GIVEN REQUEST: Pull out every line from the listing that has the word "this".
-- begin --
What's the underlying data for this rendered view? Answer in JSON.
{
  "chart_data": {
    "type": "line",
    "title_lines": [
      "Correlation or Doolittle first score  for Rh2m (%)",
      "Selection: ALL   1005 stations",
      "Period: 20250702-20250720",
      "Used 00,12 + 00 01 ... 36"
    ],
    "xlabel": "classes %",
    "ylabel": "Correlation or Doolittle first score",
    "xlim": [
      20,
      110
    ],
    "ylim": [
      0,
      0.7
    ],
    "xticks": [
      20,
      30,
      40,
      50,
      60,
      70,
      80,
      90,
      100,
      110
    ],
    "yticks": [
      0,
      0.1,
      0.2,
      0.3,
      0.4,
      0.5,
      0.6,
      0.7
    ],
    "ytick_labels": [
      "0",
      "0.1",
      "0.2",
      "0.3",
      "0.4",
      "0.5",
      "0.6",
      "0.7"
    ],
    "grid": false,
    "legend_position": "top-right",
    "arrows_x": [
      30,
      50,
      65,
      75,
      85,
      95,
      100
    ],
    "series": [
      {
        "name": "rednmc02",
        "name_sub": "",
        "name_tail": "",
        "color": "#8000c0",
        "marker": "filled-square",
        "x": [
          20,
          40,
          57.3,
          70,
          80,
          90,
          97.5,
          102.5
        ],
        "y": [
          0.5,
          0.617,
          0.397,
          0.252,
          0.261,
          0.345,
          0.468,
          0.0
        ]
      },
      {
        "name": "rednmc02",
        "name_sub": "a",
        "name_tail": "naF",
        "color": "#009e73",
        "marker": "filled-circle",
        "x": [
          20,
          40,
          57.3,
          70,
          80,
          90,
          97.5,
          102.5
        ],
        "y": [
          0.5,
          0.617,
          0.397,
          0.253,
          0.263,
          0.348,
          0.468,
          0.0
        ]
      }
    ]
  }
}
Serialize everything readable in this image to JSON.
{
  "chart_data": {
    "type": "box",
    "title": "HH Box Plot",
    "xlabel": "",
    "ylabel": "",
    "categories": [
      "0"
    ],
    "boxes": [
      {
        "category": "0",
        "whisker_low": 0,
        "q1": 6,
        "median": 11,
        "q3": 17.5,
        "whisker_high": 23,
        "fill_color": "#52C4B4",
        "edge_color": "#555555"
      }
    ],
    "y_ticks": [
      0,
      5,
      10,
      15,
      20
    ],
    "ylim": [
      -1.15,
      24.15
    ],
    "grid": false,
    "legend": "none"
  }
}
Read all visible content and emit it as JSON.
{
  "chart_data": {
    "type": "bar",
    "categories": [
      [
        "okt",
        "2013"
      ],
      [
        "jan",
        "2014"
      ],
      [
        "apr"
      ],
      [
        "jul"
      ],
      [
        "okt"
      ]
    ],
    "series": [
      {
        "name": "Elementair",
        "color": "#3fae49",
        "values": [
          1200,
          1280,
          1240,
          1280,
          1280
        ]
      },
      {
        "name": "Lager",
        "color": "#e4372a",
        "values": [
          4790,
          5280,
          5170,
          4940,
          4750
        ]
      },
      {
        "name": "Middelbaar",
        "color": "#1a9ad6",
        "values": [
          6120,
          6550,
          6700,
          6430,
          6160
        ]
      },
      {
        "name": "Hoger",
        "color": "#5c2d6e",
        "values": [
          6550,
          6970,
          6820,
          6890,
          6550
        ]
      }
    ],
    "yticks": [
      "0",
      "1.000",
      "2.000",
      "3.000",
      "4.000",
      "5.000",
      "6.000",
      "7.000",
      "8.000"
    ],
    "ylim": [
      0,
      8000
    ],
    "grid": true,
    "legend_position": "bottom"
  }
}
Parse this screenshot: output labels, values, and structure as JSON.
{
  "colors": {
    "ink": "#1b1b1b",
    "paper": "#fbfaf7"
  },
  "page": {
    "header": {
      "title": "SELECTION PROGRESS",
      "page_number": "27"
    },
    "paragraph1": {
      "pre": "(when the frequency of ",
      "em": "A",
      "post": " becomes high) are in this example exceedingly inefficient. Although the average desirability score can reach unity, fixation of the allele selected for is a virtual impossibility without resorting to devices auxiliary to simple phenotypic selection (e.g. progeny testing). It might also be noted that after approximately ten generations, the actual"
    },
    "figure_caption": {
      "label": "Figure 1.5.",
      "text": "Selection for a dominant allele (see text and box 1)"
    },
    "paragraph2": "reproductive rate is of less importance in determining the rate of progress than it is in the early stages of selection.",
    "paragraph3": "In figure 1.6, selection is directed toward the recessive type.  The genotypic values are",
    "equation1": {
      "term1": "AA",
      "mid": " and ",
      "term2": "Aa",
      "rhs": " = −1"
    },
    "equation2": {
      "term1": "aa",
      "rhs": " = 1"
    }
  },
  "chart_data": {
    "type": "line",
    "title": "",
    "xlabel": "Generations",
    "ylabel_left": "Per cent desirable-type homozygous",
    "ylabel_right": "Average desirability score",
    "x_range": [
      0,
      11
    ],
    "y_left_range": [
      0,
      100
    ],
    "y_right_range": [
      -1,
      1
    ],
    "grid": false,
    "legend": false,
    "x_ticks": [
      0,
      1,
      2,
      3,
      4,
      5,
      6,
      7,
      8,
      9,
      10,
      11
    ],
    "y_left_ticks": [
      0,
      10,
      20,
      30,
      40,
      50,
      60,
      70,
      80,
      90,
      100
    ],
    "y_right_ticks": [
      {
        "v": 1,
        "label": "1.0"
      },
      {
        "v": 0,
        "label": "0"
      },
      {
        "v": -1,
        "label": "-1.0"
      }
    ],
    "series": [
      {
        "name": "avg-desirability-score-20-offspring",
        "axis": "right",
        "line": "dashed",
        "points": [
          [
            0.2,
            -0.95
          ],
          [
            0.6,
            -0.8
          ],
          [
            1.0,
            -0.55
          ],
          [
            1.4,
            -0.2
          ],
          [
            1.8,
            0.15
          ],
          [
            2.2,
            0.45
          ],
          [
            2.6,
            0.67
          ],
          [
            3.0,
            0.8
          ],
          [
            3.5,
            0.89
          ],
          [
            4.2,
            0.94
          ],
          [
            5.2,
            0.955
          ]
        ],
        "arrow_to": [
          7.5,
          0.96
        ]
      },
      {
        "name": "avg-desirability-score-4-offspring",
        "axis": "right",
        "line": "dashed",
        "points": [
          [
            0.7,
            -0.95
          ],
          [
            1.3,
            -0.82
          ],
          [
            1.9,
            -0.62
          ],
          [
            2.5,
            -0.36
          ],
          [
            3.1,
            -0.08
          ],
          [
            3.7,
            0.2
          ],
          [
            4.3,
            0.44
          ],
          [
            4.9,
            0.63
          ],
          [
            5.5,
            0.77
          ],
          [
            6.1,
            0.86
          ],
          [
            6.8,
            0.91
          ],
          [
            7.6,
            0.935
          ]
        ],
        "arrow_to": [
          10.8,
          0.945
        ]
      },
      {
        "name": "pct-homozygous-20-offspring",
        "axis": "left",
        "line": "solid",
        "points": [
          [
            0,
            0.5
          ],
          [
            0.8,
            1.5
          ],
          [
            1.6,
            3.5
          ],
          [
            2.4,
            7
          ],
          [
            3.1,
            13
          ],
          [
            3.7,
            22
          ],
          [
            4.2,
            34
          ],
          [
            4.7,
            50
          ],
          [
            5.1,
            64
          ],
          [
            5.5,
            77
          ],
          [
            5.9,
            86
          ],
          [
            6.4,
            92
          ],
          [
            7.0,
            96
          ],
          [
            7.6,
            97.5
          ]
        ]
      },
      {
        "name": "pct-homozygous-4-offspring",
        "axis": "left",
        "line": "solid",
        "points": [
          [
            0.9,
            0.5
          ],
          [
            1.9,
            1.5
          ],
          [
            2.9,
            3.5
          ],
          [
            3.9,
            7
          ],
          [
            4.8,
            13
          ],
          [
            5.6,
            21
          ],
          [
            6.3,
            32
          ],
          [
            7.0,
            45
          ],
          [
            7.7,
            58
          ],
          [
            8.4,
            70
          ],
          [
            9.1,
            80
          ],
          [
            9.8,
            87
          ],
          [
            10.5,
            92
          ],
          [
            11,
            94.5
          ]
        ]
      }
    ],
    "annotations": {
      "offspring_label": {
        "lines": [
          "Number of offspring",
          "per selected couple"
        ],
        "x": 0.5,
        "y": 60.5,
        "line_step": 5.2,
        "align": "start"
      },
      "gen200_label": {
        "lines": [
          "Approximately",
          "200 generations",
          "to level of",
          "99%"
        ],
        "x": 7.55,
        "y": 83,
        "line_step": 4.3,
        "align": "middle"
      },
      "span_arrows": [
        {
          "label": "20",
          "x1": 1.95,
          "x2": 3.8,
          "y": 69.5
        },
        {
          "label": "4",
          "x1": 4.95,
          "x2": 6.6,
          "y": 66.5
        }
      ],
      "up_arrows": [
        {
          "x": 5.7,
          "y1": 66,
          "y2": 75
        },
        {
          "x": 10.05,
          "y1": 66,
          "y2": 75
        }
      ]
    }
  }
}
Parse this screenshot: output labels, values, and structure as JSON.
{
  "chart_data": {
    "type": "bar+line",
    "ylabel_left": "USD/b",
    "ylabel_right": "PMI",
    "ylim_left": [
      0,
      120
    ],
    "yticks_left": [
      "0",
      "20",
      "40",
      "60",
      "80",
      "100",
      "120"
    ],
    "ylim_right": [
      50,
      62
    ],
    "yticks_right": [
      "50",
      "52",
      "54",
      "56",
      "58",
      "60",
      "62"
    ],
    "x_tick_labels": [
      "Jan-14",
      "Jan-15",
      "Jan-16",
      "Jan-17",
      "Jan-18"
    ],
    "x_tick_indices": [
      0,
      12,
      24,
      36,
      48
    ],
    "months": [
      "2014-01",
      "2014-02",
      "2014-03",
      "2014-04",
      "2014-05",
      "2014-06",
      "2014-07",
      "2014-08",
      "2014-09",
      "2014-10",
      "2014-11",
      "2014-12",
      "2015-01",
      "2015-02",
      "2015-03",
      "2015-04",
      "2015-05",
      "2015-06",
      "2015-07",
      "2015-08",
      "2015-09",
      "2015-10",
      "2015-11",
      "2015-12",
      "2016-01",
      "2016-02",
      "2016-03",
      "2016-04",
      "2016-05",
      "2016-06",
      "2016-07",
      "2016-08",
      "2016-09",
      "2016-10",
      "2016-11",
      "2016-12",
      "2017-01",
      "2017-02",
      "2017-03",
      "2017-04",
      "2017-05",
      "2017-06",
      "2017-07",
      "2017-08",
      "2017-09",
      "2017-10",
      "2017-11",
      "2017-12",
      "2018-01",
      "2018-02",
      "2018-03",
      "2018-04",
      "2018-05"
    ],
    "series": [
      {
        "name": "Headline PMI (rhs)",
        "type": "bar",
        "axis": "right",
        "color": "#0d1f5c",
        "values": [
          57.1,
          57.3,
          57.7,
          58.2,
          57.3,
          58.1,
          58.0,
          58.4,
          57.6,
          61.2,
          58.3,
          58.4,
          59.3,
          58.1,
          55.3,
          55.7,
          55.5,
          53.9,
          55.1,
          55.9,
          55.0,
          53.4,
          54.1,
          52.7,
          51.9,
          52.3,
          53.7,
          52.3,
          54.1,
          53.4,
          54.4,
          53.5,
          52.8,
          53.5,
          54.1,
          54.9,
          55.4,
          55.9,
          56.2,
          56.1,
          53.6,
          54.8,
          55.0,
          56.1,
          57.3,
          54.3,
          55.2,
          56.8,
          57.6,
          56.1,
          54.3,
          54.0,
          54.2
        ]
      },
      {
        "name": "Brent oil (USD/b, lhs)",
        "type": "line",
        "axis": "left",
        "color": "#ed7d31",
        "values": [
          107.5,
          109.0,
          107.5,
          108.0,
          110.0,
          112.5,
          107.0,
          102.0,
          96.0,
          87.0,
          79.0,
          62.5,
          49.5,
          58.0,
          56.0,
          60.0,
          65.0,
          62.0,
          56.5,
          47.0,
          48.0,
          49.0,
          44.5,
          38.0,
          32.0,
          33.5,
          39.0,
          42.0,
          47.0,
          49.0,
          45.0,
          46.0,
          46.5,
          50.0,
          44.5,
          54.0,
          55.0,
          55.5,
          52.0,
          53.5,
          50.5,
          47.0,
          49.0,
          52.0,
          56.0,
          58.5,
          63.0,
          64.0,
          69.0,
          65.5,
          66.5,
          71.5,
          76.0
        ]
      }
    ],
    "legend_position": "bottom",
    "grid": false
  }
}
-- end --
WORKED ANSWER:
What's the underlying data for this rendered view? Answer in JSON.
Serialize everything readable in this image to JSON.
Parse this screenshot: output labels, values, and structure as JSON.
      "post": " becomes high) are in this example exceedingly inefficient. Although the average desirability score can reach unity, fixation of the allele selected for is a virtual impossibility without resorting to devices auxiliary to simple phenotypic selection (e.g. progeny testing). It might also be noted that after approximately ten generations, the actual"
Parse this screenshot: output labels, values, and structure as JSON.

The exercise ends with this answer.